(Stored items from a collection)
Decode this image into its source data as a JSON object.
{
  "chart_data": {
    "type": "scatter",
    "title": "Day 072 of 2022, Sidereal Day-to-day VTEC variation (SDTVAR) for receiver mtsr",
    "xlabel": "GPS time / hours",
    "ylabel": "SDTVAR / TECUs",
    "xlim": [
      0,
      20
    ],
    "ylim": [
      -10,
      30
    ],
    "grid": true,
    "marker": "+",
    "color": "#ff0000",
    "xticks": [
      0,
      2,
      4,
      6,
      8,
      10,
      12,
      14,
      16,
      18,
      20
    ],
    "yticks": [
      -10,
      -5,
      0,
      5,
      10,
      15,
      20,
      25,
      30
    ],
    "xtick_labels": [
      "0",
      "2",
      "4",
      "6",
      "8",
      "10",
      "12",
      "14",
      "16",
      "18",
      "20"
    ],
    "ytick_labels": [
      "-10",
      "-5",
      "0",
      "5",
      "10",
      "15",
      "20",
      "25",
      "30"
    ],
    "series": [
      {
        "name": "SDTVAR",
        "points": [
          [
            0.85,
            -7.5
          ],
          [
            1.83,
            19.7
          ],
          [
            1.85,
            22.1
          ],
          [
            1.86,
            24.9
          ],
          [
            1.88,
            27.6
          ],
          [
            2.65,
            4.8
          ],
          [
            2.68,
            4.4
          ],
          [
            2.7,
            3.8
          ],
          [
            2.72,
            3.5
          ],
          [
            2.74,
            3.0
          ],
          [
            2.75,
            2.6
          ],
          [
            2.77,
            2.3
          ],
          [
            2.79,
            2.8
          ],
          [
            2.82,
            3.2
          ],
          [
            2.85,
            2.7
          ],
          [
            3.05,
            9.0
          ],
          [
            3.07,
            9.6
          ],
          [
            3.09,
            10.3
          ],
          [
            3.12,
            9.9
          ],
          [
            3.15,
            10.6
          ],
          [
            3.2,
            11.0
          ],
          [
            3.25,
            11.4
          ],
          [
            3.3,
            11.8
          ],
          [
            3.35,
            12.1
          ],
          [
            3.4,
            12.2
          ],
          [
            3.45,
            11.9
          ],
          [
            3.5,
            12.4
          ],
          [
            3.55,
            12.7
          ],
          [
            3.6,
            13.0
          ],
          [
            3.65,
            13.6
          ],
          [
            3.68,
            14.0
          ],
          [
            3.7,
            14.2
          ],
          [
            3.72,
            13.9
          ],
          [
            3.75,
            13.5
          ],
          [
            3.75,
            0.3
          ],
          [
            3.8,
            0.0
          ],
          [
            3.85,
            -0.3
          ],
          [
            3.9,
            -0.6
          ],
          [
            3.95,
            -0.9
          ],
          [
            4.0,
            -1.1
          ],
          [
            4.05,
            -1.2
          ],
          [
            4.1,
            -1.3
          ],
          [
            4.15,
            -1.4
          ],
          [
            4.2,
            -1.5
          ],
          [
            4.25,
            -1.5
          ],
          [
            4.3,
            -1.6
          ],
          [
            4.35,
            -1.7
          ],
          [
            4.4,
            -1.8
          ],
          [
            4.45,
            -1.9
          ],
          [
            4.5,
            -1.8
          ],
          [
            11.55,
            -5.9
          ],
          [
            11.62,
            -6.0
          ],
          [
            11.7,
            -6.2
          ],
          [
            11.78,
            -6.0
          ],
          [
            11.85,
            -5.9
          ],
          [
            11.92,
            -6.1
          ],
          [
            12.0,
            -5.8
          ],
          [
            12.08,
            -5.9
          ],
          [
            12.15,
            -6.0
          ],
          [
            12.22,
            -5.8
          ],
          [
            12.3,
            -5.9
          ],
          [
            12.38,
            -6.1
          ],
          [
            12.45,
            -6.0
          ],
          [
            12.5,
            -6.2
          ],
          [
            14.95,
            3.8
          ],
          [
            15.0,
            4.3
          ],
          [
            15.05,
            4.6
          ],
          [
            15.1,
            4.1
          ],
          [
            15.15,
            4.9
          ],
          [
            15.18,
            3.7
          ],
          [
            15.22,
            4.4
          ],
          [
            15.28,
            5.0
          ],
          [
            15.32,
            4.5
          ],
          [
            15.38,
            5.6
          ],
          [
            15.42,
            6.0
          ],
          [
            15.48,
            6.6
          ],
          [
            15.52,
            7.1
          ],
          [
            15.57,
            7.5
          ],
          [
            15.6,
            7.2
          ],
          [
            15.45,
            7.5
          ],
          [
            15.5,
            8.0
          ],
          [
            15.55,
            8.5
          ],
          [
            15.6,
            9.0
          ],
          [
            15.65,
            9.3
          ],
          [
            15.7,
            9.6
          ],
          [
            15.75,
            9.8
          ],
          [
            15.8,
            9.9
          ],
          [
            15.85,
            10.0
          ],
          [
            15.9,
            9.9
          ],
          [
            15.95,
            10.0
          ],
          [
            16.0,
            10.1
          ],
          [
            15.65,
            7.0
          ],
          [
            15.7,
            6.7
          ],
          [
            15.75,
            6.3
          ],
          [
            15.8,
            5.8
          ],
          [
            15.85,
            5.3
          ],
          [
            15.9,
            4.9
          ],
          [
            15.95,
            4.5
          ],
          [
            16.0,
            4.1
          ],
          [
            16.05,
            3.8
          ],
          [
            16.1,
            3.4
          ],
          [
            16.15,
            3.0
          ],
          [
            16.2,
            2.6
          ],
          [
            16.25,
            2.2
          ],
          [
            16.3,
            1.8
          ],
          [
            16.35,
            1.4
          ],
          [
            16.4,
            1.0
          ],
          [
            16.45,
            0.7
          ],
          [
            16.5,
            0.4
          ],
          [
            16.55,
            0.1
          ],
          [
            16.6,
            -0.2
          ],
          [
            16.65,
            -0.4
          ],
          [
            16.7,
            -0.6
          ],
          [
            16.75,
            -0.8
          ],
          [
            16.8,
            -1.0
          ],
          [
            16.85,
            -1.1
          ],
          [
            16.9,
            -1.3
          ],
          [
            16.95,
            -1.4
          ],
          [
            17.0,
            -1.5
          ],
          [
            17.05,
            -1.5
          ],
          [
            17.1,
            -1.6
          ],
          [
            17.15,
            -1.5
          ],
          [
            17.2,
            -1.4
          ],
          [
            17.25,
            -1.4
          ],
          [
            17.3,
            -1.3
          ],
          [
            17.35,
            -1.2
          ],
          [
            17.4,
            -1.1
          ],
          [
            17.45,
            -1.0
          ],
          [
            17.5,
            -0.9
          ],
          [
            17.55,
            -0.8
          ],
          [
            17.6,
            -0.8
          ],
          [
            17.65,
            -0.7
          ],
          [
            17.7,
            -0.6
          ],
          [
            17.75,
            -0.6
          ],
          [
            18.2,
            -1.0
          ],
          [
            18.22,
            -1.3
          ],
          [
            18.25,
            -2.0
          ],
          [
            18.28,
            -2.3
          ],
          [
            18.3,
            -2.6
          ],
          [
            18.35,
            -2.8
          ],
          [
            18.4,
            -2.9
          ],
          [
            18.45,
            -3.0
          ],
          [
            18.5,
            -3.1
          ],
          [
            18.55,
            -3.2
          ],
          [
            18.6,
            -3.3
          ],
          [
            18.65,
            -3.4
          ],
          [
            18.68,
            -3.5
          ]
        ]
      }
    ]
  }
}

> _The request_
Search the listing for the string "SDTVAR". Copy each line where it turns up.

> _Output for this exercise_
    "title": "Day 072 of 2022, Sidereal Day-to-day VTEC variation (SDTVAR) for receiver mtsr",
    "ylabel": "SDTVAR / TECUs",
        "name": "SDTVAR",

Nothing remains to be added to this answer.